▶ **Given instruction**:
Write out the entire listing below exactly as it appears, minus any pictures.

▶ **Entries**:
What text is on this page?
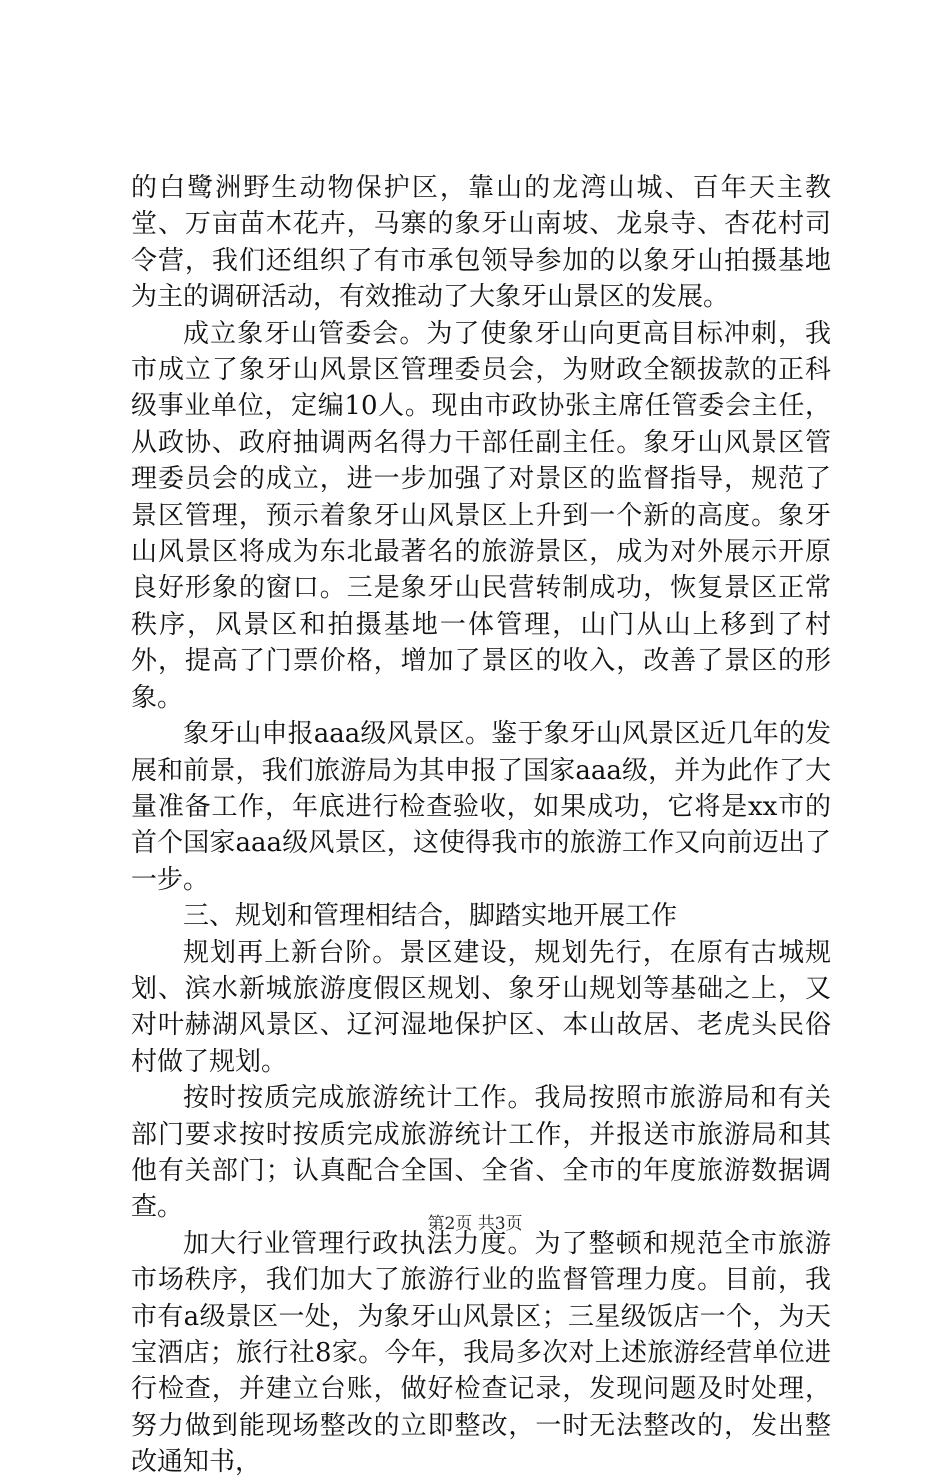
的白鹭洲野生动物保护区，靠山的龙湾山城、百年天主教堂、万亩苗木花卉，马寨的象牙山南坡、龙泉寺、杏花村司令营，我们还组织了有市承包领导参加的以象牙山拍摄基地为主的调研活动，有效推动了大象牙山景区的发展。

成立象牙山管委会。为了使象牙山向更高目标冲刺，我市成立了象牙山风景区管理委员会，为财政全额拔款的正科级事业单位，定编10人。现由市政协张主席任管委会主任，从政协、政府抽调两名得力干部任副主任。象牙山风景区管理委员会的成立，进一步加强了对景区的监督指导，规范了景区管理，预示着象牙山风景区上升到一个新的高度。象牙山风景区将成为东北最著名的旅游景区，成为对外展示开原良好形象的窗口。三是象牙山民营转制成功，恢复景区正常秩序，风景区和拍摄基地一体管理，山门从山上移到了村外，提高了门票价格，增加了景区的收入，改善了景区的形象。

象牙山申报aaa级风景区。鉴于象牙山风景区近几年的发展和前景，我们旅游局为其申报了国家aaa级，并为此作了大量准备工作，年底进行检查验收，如果成功，它将是xx市的首个国家aaa级风景区，这使得我市的旅游工作又向前迈出了一步。

三、规划和管理相结合，脚踏实地开展工作

规划再上新台阶。景区建设，规划先行，在原有古城规划、滨水新城旅游度假区规划、象牙山规划等基础之上，又对叶赫湖风景区、辽河湿地保护区、本山故居、老虎头民俗村做了规划。

按时按质完成旅游统计工作。我局按照市旅游局和有关部门要求按时按质完成旅游统计工作，并报送市旅游局和其他有关部门；认真配合全国、全省、全市的年度旅游数据调查。

加大行业管理行政执法力度。为了整顿和规范全市旅游市场秩序，我们加大了旅游行业的监督管理力度。目前，我市有a级景区一处，为象牙山风景区；三星级饭店一个，为天宝酒店；旅行社8家。今年，我局多次对上述旅游经营单位进行检查，并建立台账，做好检查记录，发现问题及时处理，努力做到能现场整改的立即整改，一时无法整改的，发出整改通知书，

第2页 共3页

▶ **Expected output**:
What text is on this page?
的白鹭洲野生动物保护区，靠山的龙湾山城、百年天主教堂、万亩苗木花卉，马寨的象牙山南坡、龙泉寺、杏花村司令营，我们还组织了有市承包领导参加的以象牙山拍摄基地为主的调研活动，有效推动了大象牙山景区的发展。

成立象牙山管委会。为了使象牙山向更高目标冲刺，我市成立了象牙山风景区管理委员会，为财政全额拔款的正科级事业单位，定编10人。现由市政协张主席任管委会主任，从政协、政府抽调两名得力干部任副主任。象牙山风景区管理委员会的成立，进一步加强了对景区的监督指导，规范了景区管理，预示着象牙山风景区上升到一个新的高度。象牙山风景区将成为东北最著名的旅游景区，成为对外展示开原良好形象的窗口。三是象牙山民营转制成功，恢复景区正常秩序，风景区和拍摄基地一体管理，山门从山上移到了村外，提高了门票价格，增加了景区的收入，改善了景区的形象。

象牙山申报aaa级风景区。鉴于象牙山风景区近几年的发展和前景，我们旅游局为其申报了国家aaa级，并为此作了大量准备工作，年底进行检查验收，如果成功，它将是xx市的首个国家aaa级风景区，这使得我市的旅游工作又向前迈出了一步。

三、规划和管理相结合，脚踏实地开展工作

规划再上新台阶。景区建设，规划先行，在原有古城规划、滨水新城旅游度假区规划、象牙山规划等基础之上，又对叶赫湖风景区、辽河湿地保护区、本山故居、老虎头民俗村做了规划。

按时按质完成旅游统计工作。我局按照市旅游局和有关部门要求按时按质完成旅游统计工作，并报送市旅游局和其他有关部门；认真配合全国、全省、全市的年度旅游数据调查。

加大行业管理行政执法力度。为了整顿和规范全市旅游市场秩序，我们加大了旅游行业的监督管理力度。目前，我市有a级景区一处，为象牙山风景区；三星级饭店一个，为天宝酒店；旅行社8家。今年，我局多次对上述旅游经营单位进行检查，并建立台账，做好检查记录，发现问题及时处理，努力做到能现场整改的立即整改，一时无法整改的，发出整改通知书，

第2页 共3页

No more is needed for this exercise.